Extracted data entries
************

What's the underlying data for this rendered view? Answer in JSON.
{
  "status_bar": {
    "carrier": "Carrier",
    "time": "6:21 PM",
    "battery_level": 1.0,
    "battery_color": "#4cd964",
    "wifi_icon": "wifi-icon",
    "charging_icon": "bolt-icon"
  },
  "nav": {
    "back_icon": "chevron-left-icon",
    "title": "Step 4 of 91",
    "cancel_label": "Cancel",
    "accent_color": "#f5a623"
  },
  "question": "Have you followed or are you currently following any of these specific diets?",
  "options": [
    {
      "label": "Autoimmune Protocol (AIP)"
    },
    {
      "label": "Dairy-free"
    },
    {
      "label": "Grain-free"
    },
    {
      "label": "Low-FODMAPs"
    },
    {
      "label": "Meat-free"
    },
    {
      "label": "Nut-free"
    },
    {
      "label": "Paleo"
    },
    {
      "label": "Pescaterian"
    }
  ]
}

************

> _REQUIRED TASK_: Your task is to repeat the data exactly, with nothing left out.

> _COMPLETED TASK_:
What's the underlying data for this rendered view? Answer in JSON.
{
  "status_bar": {
    "carrier": "Carrier",
    "time": "6:21 PM",
    "battery_level": 1.0,
    "battery_color": "#4cd964",
    "wifi_icon": "wifi-icon",
    "charging_icon": "bolt-icon"
  },
  "nav": {
    "back_icon": "chevron-left-icon",
    "title": "Step 4 of 91",
    "cancel_label": "Cancel",
    "accent_color": "#f5a623"
  },
  "question": "Have you followed or are you currently following any of these specific diets?",
  "options": [
    {
      "label": "Autoimmune Protocol (AIP)"
    },
    {
      "label": "Dairy-free"
    },
    {
      "label": "Grain-free"
    },
    {
      "label": "Low-FODMAPs"
    },
    {
      "label": "Meat-free"
    },
    {
      "label": "Nut-free"
    },
    {
      "label": "Paleo"
    },
    {
      "label": "Pescaterian"
    }
  ]
}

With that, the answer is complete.